**WORK INSTRUCTIONS:**
Write out every line below that includes the word "OCAK".

**PROVIDED DATA:**

══════════════════════════════

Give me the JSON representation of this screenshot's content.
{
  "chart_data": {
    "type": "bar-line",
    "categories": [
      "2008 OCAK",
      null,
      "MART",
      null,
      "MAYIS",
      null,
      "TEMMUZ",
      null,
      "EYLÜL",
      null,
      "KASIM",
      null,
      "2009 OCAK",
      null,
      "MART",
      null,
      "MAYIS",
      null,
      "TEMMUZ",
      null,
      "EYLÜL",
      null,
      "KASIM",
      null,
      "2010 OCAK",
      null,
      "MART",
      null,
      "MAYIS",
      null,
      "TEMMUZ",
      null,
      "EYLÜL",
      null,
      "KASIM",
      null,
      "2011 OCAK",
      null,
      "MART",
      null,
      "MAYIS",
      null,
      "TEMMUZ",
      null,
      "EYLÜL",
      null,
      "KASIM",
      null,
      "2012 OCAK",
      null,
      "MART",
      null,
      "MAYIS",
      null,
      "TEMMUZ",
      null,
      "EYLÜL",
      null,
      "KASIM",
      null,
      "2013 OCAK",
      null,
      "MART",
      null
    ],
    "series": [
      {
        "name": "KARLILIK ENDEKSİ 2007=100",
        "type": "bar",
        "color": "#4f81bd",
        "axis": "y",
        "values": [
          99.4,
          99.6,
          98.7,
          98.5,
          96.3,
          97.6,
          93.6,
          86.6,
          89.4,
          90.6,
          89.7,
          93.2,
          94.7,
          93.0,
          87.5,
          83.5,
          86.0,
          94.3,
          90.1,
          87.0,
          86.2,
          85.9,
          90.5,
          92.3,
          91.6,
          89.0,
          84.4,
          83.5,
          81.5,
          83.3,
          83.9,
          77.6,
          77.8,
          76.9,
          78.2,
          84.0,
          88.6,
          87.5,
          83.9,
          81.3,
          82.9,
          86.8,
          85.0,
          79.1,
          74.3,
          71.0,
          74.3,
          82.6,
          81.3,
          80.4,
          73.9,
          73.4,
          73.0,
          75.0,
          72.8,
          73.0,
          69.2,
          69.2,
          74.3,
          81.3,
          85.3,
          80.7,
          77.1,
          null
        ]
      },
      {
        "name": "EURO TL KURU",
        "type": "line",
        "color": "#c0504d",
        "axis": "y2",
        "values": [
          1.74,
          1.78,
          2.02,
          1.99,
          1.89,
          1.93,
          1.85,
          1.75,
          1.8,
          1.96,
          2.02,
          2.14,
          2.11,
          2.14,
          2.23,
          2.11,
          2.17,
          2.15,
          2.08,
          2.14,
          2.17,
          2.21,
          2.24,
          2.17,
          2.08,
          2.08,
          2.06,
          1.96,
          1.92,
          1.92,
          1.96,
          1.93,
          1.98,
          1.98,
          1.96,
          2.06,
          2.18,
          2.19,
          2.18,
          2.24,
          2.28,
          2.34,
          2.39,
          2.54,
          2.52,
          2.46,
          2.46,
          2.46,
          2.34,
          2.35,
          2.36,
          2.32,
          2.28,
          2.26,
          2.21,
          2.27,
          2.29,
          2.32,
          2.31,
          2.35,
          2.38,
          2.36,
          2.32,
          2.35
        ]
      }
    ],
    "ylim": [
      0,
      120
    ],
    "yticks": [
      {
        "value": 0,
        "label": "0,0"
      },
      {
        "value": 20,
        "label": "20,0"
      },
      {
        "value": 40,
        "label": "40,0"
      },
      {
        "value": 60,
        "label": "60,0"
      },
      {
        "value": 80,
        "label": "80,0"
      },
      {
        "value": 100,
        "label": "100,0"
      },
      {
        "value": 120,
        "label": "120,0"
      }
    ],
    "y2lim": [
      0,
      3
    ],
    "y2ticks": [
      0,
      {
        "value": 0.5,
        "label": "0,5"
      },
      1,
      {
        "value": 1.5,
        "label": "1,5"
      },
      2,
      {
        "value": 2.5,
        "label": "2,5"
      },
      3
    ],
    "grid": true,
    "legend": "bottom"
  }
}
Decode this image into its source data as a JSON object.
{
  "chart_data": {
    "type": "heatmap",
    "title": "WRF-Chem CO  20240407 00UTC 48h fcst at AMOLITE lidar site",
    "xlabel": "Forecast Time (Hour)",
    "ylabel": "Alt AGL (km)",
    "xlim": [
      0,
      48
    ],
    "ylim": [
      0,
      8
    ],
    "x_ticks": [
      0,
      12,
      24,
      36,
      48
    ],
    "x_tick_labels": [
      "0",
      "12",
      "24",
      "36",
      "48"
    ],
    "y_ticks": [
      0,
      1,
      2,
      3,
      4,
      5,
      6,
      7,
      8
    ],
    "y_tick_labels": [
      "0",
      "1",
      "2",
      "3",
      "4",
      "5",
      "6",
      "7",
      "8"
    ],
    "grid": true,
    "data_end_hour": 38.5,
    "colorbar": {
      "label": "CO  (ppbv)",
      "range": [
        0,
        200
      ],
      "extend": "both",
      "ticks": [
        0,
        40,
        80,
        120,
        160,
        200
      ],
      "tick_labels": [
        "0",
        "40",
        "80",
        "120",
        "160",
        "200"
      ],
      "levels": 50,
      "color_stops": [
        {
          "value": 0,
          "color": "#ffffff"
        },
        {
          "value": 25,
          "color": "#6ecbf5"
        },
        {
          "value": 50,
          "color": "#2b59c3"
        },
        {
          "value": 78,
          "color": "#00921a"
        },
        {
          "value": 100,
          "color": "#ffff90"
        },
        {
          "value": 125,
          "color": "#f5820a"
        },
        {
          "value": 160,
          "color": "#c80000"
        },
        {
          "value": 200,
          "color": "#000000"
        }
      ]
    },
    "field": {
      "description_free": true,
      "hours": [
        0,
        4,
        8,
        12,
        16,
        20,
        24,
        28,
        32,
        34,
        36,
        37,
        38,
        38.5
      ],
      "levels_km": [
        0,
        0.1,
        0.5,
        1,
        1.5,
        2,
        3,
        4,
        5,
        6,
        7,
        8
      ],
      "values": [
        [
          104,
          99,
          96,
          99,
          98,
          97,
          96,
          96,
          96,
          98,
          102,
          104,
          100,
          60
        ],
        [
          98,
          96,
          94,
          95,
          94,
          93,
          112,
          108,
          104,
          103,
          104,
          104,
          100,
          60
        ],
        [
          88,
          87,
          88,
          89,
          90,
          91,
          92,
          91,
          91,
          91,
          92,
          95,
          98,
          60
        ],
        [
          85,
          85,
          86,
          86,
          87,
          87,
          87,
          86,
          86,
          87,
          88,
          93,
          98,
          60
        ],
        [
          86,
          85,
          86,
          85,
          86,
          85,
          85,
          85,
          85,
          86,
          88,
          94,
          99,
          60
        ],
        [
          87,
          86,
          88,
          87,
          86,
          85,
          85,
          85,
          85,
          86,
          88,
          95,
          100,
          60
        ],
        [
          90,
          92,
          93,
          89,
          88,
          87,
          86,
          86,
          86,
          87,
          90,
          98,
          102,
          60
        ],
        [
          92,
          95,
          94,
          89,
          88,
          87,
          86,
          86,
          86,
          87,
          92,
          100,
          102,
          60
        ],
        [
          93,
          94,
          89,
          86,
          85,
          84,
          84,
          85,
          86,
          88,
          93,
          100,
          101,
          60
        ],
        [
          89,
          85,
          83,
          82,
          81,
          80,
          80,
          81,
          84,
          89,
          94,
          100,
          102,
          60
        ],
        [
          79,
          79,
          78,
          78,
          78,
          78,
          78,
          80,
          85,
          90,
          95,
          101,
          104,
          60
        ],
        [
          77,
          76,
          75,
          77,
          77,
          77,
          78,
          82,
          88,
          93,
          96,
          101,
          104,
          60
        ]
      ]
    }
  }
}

══════════════════════════════

**EXERCISE SOLUTION:**
      "2008 OCAK",
      "2009 OCAK",
      "2010 OCAK",
      "2011 OCAK",
      "2012 OCAK",
      "2013 OCAK",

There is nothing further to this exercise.